**REQUIREMENTS:**
Exactly as written, retype the listing below, omitting the pictures.

**Saved entries:**

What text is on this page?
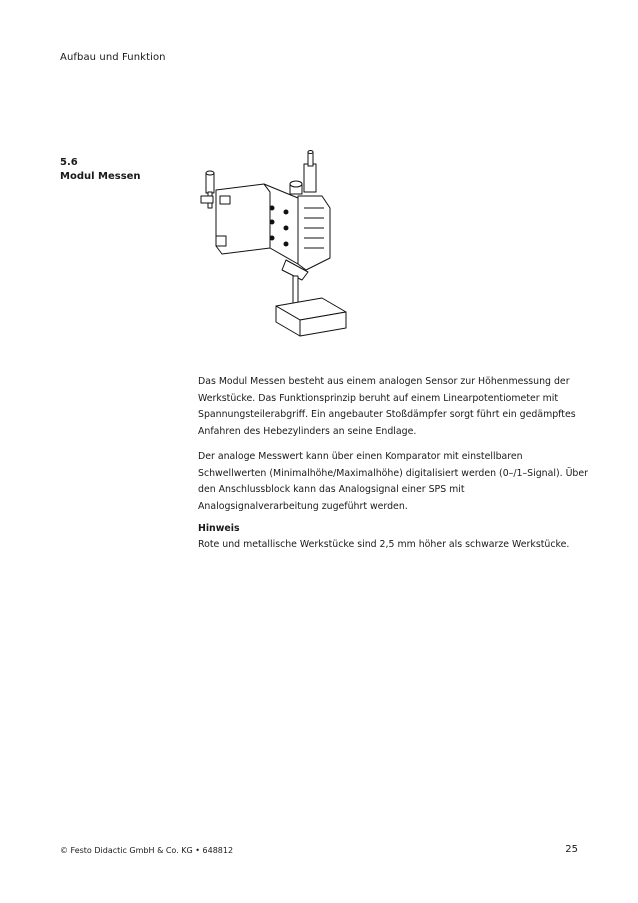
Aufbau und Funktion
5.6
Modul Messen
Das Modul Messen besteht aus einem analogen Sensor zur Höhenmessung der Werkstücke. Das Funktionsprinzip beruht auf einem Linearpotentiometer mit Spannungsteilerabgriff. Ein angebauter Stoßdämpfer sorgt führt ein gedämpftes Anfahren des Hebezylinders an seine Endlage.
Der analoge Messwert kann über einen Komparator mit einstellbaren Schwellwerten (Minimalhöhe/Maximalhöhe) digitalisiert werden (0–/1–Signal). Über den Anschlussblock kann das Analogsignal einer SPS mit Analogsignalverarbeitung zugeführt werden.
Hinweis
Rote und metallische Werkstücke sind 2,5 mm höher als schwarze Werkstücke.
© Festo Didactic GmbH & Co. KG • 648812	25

**WRITTEN ANSWER:**
What text is on this page?
Aufbau und Funktion
5.6
Modul Messen
Das Modul Messen besteht aus einem analogen Sensor zur Höhenmessung der Werkstücke. Das Funktionsprinzip beruht auf einem Linearpotentiometer mit Spannungsteilerabgriff. Ein angebauter Stoßdämpfer sorgt führt ein gedämpftes Anfahren des Hebezylinders an seine Endlage.
Der analoge Messwert kann über einen Komparator mit einstellbaren Schwellwerten (Minimalhöhe/Maximalhöhe) digitalisiert werden (0–/1–Signal). Über den Anschlussblock kann das Analogsignal einer SPS mit Analogsignalverarbeitung zugeführt werden.
Hinweis
Rote und metallische Werkstücke sind 2,5 mm höher als schwarze Werkstücke.
© Festo Didactic GmbH & Co. KG • 648812	25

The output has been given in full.